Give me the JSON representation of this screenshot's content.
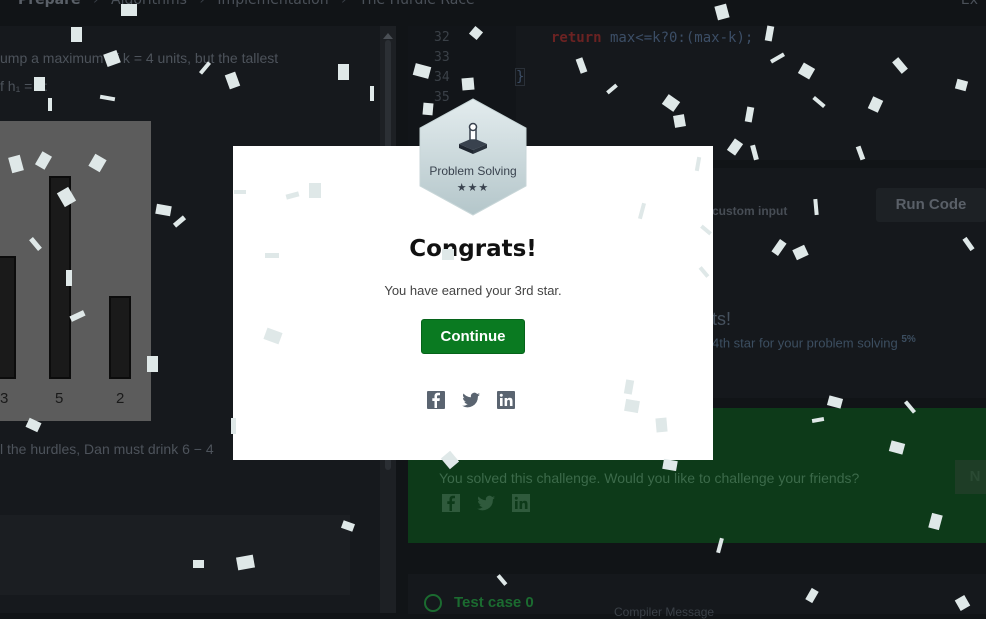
{
  "breadcrumb": {
    "items": [
      "Prepare",
      "Algorithms",
      "Implementation",
      "The Hurdle Race"
    ],
    "separator": "›",
    "exit_label": "Ex"
  },
  "problem": {
    "line1": "ump a maximum of k = 4 units, but the tallest",
    "line2": "f h₁ = 6:",
    "line3": "l the hurdles, Dan must drink 6 − 4",
    "bar_labels": [
      "3",
      "5",
      "2"
    ]
  },
  "editor": {
    "line_numbers": [
      "32",
      "33",
      "34",
      "35"
    ],
    "code_keyword": "return",
    "code_rest": " max<=k?0:(max-k);",
    "closing_brace": "}"
  },
  "run_panel": {
    "custom_input_label": "custom input",
    "run_button": "Run Code",
    "congrats_bg": "ts!",
    "next_star_text": "4th star for your problem solving",
    "next_star_pct": "5%"
  },
  "solved_box": {
    "text": "You solved this challenge. Would you like to challenge your friends?",
    "next_button": "N"
  },
  "test_case": {
    "label": "Test case 0",
    "compiler_message": "Compiler Message"
  },
  "modal": {
    "badge_label": "Problem Solving",
    "badge_stars": "★★★",
    "title": "Congrats!",
    "subtitle": "You have earned your 3rd star.",
    "continue_button": "Continue",
    "share_icons": [
      "facebook-icon",
      "twitter-icon",
      "linkedin-icon"
    ]
  },
  "colors": {
    "accent_green": "#0a7a21",
    "modal_bg": "#ffffff",
    "page_bg": "#111417"
  }
}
++++
• **WHAT YOU NEED TO DO**:
The data above should be repeated exactly, minus any pictures.

• **WRITTEN SOLUTION**:
Give me the JSON representation of this screenshot's content.
{
  "breadcrumb": {
    "items": [
      "Prepare",
      "Algorithms",
      "Implementation",
      "The Hurdle Race"
    ],
    "separator": "›",
    "exit_label": "Ex"
  },
  "problem": {
    "line1": "ump a maximum of k = 4 units, but the tallest",
    "line2": "f h₁ = 6:",
    "line3": "l the hurdles, Dan must drink 6 − 4",
    "bar_labels": [
      "3",
      "5",
      "2"
    ]
  },
  "editor": {
    "line_numbers": [
      "32",
      "33",
      "34",
      "35"
    ],
    "code_keyword": "return",
    "code_rest": " max<=k?0:(max-k);",
    "closing_brace": "}"
  },
  "run_panel": {
    "custom_input_label": "custom input",
    "run_button": "Run Code",
    "congrats_bg": "ts!",
    "next_star_text": "4th star for your problem solving",
    "next_star_pct": "5%"
  },
  "solved_box": {
    "text": "You solved this challenge. Would you like to challenge your friends?",
    "next_button": "N"
  },
  "test_case": {
    "label": "Test case 0",
    "compiler_message": "Compiler Message"
  },
  "modal": {
    "badge_label": "Problem Solving",
    "badge_stars": "★★★",
    "title": "Congrats!",
    "subtitle": "You have earned your 3rd star.",
    "continue_button": "Continue",
    "share_icons": [
      "facebook-icon",
      "twitter-icon",
      "linkedin-icon"
    ]
  },
  "colors": {
    "accent_green": "#0a7a21",
    "modal_bg": "#ffffff",
    "page_bg": "#111417"
  }
}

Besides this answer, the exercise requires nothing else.